Scan the lines below for the string "заголовок" and copy every one that has it.

------

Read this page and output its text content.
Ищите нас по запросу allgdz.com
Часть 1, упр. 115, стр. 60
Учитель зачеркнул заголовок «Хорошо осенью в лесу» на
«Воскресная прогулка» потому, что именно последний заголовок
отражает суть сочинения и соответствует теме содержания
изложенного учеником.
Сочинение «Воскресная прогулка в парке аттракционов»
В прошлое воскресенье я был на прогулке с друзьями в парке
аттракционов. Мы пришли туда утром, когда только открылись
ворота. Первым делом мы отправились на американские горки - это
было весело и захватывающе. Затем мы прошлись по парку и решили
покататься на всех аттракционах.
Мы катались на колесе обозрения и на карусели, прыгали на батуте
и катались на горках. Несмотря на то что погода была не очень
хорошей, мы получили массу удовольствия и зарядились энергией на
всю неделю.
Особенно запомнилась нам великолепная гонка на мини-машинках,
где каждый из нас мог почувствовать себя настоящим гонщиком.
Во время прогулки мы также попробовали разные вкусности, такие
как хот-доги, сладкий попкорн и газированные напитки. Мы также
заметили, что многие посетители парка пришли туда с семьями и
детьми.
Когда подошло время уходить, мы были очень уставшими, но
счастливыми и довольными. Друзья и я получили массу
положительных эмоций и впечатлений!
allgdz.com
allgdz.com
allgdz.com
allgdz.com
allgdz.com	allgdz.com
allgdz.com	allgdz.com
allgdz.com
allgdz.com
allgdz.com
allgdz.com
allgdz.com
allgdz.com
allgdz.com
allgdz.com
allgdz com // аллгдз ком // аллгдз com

------

§ FULL ANSWER
Учитель зачеркнул заголовок «Хорошо осенью в лесу» на
«Воскресная прогулка» потому, что именно последний заголовок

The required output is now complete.